Records provided

BEGIN

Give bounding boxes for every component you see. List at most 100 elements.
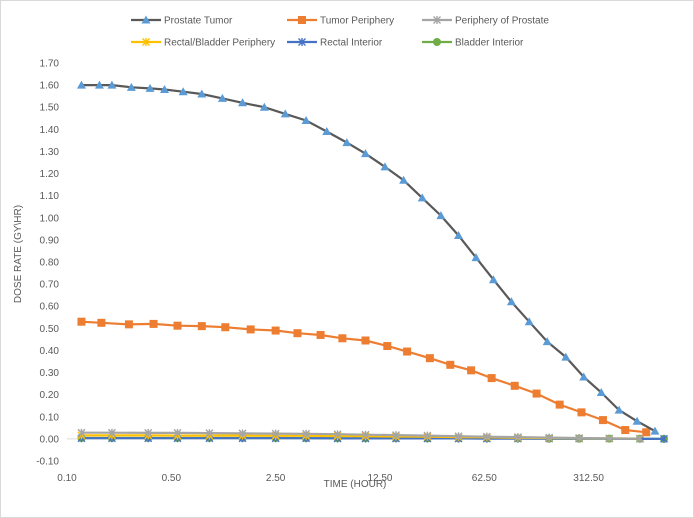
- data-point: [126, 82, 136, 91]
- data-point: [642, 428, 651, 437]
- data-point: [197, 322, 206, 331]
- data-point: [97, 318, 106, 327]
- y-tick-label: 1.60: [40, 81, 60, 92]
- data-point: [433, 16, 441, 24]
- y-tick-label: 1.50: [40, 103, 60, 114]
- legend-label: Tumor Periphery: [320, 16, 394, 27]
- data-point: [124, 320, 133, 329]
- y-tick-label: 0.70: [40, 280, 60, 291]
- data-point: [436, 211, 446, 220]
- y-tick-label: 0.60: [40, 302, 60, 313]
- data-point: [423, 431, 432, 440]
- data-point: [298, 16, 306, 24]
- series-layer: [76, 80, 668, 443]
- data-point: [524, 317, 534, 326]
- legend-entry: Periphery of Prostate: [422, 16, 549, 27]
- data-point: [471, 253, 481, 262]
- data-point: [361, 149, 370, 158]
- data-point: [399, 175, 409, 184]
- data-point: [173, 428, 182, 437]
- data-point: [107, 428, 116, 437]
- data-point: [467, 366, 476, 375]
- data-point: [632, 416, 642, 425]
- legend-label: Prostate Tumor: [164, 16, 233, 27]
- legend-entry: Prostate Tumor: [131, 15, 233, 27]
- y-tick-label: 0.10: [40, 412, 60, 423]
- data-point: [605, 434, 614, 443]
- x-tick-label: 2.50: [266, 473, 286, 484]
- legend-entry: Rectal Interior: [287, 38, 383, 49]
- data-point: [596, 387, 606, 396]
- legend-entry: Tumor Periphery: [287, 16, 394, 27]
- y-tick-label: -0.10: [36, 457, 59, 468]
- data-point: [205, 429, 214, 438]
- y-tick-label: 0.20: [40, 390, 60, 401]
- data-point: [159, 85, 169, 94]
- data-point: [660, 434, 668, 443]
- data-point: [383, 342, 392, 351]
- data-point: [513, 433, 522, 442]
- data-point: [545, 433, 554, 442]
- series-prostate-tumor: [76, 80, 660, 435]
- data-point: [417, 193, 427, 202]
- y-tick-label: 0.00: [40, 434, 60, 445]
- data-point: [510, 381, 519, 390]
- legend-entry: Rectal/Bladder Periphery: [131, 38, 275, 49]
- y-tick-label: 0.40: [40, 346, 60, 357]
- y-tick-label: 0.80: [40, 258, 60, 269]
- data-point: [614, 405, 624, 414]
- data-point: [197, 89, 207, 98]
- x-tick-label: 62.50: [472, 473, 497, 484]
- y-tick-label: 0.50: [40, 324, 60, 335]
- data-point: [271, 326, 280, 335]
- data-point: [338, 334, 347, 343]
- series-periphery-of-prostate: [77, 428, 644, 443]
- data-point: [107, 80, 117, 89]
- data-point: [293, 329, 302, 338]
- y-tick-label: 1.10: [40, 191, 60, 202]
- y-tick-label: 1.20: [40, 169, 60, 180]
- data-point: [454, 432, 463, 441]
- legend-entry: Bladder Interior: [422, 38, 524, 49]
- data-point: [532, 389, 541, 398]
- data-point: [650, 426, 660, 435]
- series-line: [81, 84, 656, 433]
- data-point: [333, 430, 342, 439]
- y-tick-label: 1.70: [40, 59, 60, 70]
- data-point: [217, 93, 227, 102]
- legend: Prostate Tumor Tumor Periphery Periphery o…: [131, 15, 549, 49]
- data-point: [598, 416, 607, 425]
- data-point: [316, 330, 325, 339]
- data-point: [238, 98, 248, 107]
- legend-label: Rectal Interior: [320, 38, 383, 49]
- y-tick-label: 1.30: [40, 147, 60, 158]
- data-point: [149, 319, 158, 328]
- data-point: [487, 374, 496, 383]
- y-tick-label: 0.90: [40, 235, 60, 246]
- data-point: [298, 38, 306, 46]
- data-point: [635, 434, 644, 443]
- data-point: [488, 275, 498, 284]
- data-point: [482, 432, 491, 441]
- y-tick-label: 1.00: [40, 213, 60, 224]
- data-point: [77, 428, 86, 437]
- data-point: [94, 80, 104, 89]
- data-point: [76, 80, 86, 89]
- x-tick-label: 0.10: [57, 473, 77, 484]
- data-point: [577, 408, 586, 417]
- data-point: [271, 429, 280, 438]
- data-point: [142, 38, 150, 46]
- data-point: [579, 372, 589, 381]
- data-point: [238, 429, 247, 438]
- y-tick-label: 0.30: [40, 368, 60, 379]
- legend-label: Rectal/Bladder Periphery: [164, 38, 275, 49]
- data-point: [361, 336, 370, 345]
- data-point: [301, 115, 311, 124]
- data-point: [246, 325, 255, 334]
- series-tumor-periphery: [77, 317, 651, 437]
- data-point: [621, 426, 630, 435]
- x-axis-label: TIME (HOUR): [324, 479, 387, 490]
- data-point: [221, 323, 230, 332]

END
BEGIN

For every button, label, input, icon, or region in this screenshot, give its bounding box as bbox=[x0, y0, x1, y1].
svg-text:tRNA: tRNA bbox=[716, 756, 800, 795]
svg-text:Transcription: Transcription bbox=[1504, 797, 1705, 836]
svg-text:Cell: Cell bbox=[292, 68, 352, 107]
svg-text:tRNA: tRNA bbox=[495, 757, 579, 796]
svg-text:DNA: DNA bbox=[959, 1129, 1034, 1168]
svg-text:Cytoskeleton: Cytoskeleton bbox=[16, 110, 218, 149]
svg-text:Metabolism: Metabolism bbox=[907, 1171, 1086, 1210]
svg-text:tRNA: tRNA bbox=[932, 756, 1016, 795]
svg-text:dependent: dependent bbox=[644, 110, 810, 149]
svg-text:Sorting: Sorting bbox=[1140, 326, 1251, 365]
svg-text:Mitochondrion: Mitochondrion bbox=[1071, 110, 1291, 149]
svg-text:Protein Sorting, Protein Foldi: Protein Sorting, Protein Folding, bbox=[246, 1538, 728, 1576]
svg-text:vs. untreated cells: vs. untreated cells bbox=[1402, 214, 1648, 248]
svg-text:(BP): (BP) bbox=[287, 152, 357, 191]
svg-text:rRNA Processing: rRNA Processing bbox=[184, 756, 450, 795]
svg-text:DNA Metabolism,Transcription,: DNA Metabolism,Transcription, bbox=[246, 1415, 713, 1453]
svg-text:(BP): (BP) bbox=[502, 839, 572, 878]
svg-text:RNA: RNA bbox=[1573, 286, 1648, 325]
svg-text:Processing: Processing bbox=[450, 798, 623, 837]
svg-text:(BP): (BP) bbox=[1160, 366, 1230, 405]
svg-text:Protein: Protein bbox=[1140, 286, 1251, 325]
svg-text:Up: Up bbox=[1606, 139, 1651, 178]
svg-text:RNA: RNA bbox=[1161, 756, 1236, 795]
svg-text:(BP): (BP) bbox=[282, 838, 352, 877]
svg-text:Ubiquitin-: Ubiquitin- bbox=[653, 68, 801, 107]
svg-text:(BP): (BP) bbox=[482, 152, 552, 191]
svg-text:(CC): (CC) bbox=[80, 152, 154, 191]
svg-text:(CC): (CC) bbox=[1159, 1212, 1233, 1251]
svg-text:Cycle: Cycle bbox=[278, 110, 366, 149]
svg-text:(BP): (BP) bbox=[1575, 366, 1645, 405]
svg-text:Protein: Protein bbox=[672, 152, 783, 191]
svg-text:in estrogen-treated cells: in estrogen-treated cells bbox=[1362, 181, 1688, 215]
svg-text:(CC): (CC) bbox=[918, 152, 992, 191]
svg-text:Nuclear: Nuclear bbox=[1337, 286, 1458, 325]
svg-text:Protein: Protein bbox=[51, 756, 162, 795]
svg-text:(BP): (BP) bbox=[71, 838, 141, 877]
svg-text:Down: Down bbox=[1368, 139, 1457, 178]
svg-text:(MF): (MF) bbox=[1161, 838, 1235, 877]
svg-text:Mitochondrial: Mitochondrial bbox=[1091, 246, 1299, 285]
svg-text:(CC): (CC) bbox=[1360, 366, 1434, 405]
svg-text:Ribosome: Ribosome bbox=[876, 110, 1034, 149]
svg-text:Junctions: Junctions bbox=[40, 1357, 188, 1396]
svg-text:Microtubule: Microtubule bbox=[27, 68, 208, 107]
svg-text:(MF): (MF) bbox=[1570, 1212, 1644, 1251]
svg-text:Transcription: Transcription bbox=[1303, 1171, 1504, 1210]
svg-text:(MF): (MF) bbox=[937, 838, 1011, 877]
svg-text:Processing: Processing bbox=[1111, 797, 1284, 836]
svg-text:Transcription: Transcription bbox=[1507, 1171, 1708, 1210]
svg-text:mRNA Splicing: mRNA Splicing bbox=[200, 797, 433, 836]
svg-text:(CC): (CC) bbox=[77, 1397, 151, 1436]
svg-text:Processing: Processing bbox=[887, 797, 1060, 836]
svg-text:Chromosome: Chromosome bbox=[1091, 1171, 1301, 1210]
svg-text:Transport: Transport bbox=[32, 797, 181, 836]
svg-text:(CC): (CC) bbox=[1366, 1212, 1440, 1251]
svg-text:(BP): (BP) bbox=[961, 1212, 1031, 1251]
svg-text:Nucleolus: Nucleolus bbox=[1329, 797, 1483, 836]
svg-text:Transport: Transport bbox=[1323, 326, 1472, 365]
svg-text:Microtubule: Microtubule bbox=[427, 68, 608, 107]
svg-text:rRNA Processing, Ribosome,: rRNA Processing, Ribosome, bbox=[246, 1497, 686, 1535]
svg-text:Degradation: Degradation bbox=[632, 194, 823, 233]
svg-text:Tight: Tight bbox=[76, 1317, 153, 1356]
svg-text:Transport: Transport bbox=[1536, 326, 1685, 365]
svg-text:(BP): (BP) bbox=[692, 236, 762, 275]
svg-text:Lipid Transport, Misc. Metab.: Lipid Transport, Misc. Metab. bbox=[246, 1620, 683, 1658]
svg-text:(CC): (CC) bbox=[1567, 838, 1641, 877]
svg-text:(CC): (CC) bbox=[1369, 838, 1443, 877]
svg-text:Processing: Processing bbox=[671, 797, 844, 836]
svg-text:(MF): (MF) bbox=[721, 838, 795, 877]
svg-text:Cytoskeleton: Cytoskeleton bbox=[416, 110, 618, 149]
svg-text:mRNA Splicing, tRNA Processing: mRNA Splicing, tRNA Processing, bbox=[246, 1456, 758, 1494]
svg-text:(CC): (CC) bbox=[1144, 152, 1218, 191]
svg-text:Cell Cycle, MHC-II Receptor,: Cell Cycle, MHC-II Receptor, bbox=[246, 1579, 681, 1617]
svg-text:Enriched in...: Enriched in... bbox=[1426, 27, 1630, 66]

END

Goal of the exercise
Looking at the records above, how many lines contain "tRNA"? Only the number is needed.

Exercise answer
4